• _Your instructions_: Return every record exactly as written.

(Records from a data source)
--- --- ---

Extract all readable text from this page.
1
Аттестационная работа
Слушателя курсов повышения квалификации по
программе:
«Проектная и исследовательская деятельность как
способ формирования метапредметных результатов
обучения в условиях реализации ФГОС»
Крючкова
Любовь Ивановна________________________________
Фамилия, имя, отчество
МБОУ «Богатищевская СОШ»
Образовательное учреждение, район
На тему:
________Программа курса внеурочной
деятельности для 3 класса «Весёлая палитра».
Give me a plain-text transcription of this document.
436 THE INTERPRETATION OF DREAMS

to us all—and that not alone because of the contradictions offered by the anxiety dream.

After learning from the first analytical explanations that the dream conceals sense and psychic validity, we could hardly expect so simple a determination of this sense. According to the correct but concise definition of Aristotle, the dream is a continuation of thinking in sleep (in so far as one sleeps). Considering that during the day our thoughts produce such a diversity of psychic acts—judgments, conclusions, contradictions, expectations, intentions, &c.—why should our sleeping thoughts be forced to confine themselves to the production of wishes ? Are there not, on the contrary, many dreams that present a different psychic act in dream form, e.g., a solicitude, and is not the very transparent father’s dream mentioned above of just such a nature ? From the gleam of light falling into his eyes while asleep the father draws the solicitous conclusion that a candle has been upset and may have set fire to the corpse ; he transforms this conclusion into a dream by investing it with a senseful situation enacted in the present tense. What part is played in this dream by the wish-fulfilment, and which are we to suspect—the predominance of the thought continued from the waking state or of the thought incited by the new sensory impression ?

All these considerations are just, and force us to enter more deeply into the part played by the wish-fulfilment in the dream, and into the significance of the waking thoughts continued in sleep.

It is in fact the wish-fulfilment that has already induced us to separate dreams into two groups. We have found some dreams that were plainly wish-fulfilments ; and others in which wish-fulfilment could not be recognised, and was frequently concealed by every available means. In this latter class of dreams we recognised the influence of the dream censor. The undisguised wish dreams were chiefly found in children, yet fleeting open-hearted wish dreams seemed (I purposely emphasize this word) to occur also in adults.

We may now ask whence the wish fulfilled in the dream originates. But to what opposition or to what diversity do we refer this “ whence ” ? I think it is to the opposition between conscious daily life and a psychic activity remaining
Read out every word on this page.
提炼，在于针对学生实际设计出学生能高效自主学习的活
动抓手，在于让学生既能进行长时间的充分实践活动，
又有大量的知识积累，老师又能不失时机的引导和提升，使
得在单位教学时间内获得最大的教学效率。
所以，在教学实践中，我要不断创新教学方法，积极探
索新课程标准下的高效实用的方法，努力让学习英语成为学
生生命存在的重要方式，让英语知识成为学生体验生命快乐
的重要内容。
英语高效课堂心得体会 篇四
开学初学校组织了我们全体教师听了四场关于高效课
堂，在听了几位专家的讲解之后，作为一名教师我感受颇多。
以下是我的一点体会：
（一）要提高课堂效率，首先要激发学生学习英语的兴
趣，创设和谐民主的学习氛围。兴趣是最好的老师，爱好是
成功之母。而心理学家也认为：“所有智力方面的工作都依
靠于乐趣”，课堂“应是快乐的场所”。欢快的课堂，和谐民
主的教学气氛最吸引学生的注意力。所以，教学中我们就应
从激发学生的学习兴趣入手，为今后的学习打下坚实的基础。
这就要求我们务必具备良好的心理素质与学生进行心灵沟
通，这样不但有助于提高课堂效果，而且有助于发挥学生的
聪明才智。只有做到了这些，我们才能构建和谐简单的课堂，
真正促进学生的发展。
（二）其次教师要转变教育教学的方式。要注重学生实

--- --- ---

• _Finished answer_:
Extract all readable text from this page.
1
Аттестационная работа
Слушателя курсов повышения квалификации по
программе:
«Проектная и исследовательская деятельность как
способ формирования метапредметных результатов
обучения в условиях реализации ФГОС»
Крючкова
Любовь Ивановна________________________________
Фамилия, имя, отчество
МБОУ «Богатищевская СОШ»
Образовательное учреждение, район
На тему:
________Программа курса внеурочной
деятельности для 3 класса «Весёлая палитра».
Give me a plain-text transcription of this document.
436 THE INTERPRETATION OF DREAMS

to us all—and that not alone because of the contradictions offered by the anxiety dream.

After learning from the first analytical explanations that the dream conceals sense and psychic validity, we could hardly expect so simple a determination of this sense. According to the correct but concise definition of Aristotle, the dream is a continuation of thinking in sleep (in so far as one sleeps). Considering that during the day our thoughts produce such a diversity of psychic acts—judgments, conclusions, contradictions, expectations, intentions, &c.—why should our sleeping thoughts be forced to confine themselves to the production of wishes ? Are there not, on the contrary, many dreams that present a different psychic act in dream form, e.g., a solicitude, and is not the very transparent father’s dream mentioned above of just such a nature ? From the gleam of light falling into his eyes while asleep the father draws the solicitous conclusion that a candle has been upset and may have set fire to the corpse ; he transforms this conclusion into a dream by investing it with a senseful situation enacted in the present tense. What part is played in this dream by the wish-fulfilment, and which are we to suspect—the predominance of the thought continued from the waking state or of the thought incited by the new sensory impression ?

All these considerations are just, and force us to enter more deeply into the part played by the wish-fulfilment in the dream, and into the significance of the waking thoughts continued in sleep.

It is in fact the wish-fulfilment that has already induced us to separate dreams into two groups. We have found some dreams that were plainly wish-fulfilments ; and others in which wish-fulfilment could not be recognised, and was frequently concealed by every available means. In this latter class of dreams we recognised the influence of the dream censor. The undisguised wish dreams were chiefly found in children, yet fleeting open-hearted wish dreams seemed (I purposely emphasize this word) to occur also in adults.

We may now ask whence the wish fulfilled in the dream originates. But to what opposition or to what diversity do we refer this “ whence ” ? I think it is to the opposition between conscious daily life and a psychic activity remaining
Read out every word on this page.
提炼，在于针对学生实际设计出学生能高效自主学习的活
动抓手，在于让学生既能进行长时间的充分实践活动，
又有大量的知识积累，老师又能不失时机的引导和提升，使
得在单位教学时间内获得最大的教学效率。
所以，在教学实践中，我要不断创新教学方法，积极探
索新课程标准下的高效实用的方法，努力让学习英语成为学
生生命存在的重要方式，让英语知识成为学生体验生命快乐
的重要内容。
英语高效课堂心得体会 篇四
开学初学校组织了我们全体教师听了四场关于高效课
堂，在听了几位专家的讲解之后，作为一名教师我感受颇多。
以下是我的一点体会：
（一）要提高课堂效率，首先要激发学生学习英语的兴
趣，创设和谐民主的学习氛围。兴趣是最好的老师，爱好是
成功之母。而心理学家也认为：“所有智力方面的工作都依
靠于乐趣”，课堂“应是快乐的场所”。欢快的课堂，和谐民
主的教学气氛最吸引学生的注意力。所以，教学中我们就应
从激发学生的学习兴趣入手，为今后的学习打下坚实的基础。
这就要求我们务必具备良好的心理素质与学生进行心灵沟
通，这样不但有助于提高课堂效果，而且有助于发挥学生的
聪明才智。只有做到了这些，我们才能构建和谐简单的课堂，
真正促进学生的发展。
（二）其次教师要转变教育教学的方式。要注重学生实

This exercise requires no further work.